### Directive
List all lines in the material below that contain "this".

### Task data
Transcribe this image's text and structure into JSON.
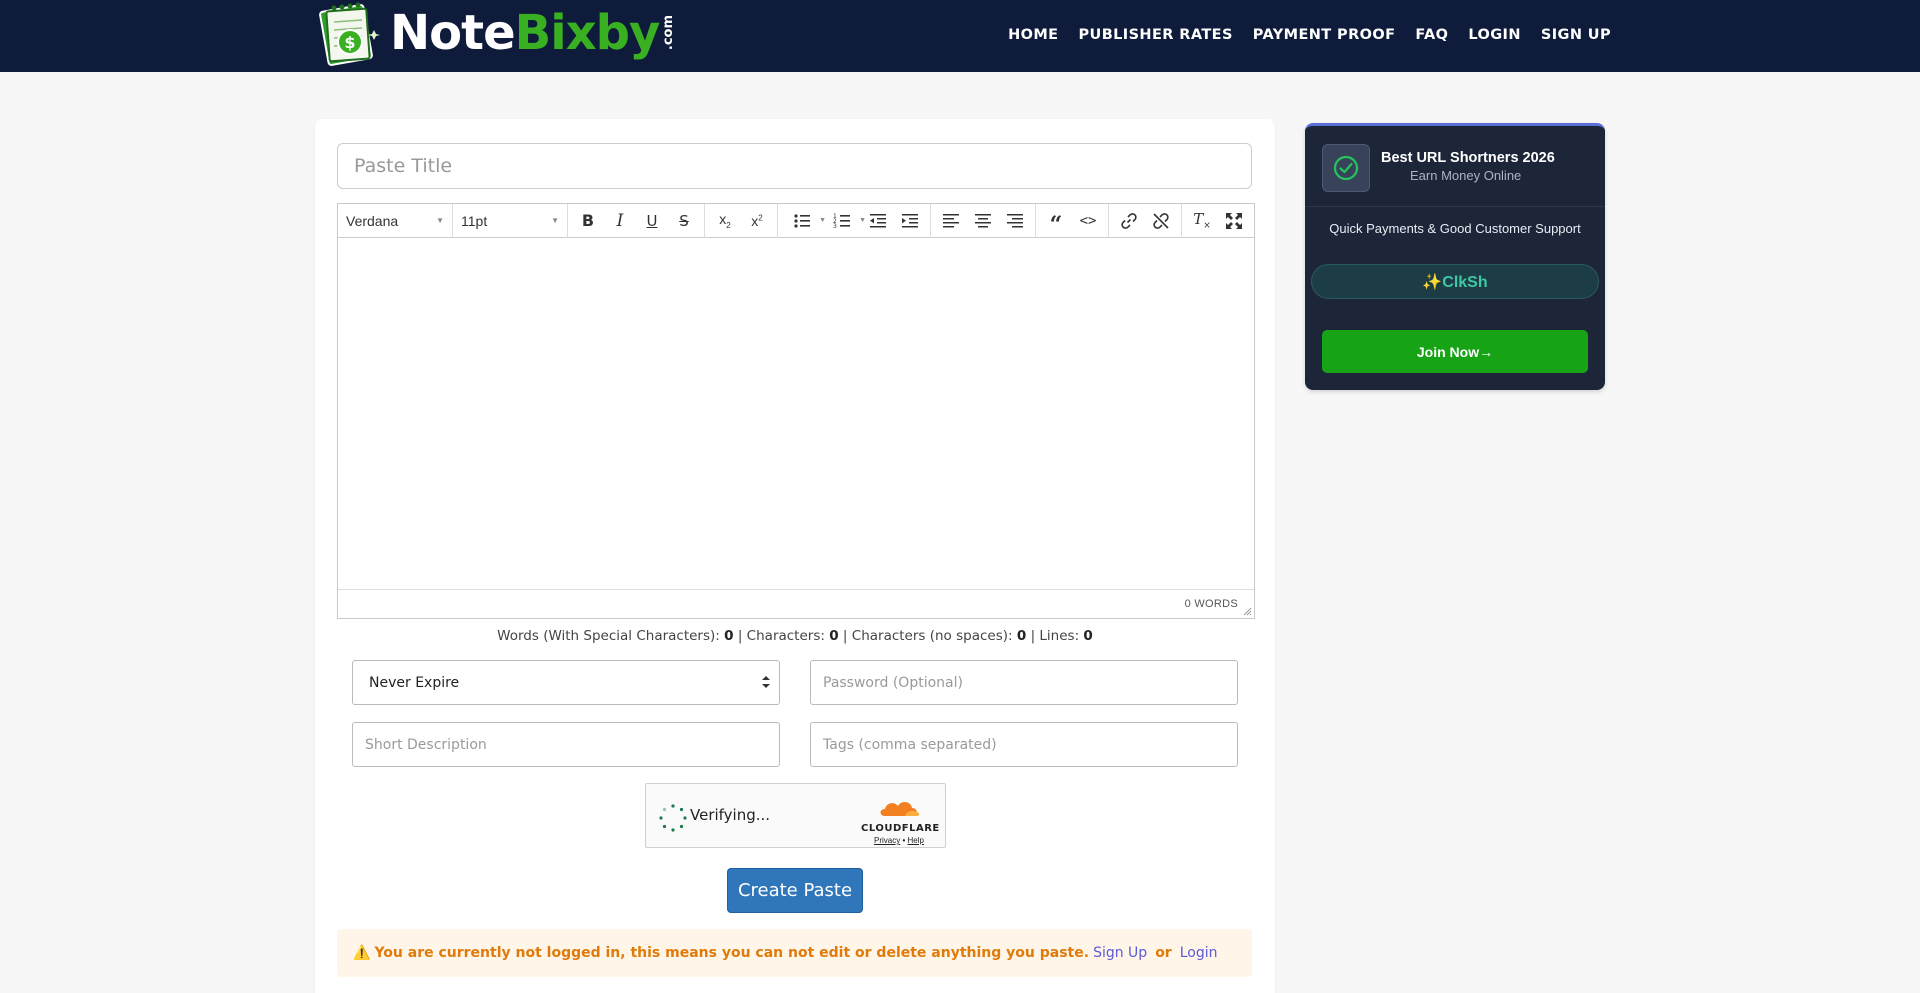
{
  "header": {
    "logo": {
      "word_white": "Note",
      "word_green": "Bixby",
      "domain": ".com"
    },
    "nav": [
      {
        "label": "HOME",
        "name": "nav-home"
      },
      {
        "label": "PUBLISHER RATES",
        "name": "nav-publisher-rates"
      },
      {
        "label": "PAYMENT PROOF",
        "name": "nav-payment-proof"
      },
      {
        "label": "FAQ",
        "name": "nav-faq"
      },
      {
        "label": "LOGIN",
        "name": "nav-login"
      },
      {
        "label": "SIGN UP",
        "name": "nav-sign-up"
      }
    ]
  },
  "form": {
    "title_placeholder": "Paste Title",
    "editor": {
      "font_family": "Verdana",
      "font_size": "11pt",
      "word_count": "0 WORDS"
    },
    "counts": {
      "words_label": "Words (With Special Characters):",
      "words": "0",
      "chars_label": "| Characters:",
      "chars": "0",
      "chars_nospace_label": "| Characters (no spaces):",
      "chars_nospace": "0",
      "lines_label": "| Lines:",
      "lines": "0"
    },
    "expiry": {
      "selected": "Never Expire",
      "options": [
        "Never Expire"
      ]
    },
    "password_placeholder": "Password (Optional)",
    "description_placeholder": "Short Description",
    "tags_placeholder": "Tags (comma separated)",
    "captcha": {
      "status": "Verifying...",
      "brand": "CLOUDFLARE",
      "privacy": "Privacy",
      "sep": "•",
      "help": "Help"
    },
    "submit_label": "Create Paste",
    "warning": {
      "icon": "⚠️",
      "message": "You are currently not logged in, this means you can not edit or delete anything you paste.",
      "signup": "Sign Up",
      "or": "or",
      "login": "Login"
    }
  },
  "ad": {
    "title": "Best URL Shortners 2026",
    "subtitle": "Earn Money Online",
    "support": "Quick Payments & Good Customer Support",
    "brand": "✨ClkSh",
    "cta": "Join Now→"
  },
  "colors": {
    "navbar": "#0f1b3a",
    "logo_green": "#39b021",
    "primary_button": "#2f76ba",
    "warning_text": "#e07b0a",
    "ad_join": "#16a316"
  }
}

### Output below
Transcribe this image's text and structure into JSON.
      "message": "You are currently not logged in, this means you can not edit or delete anything you paste.",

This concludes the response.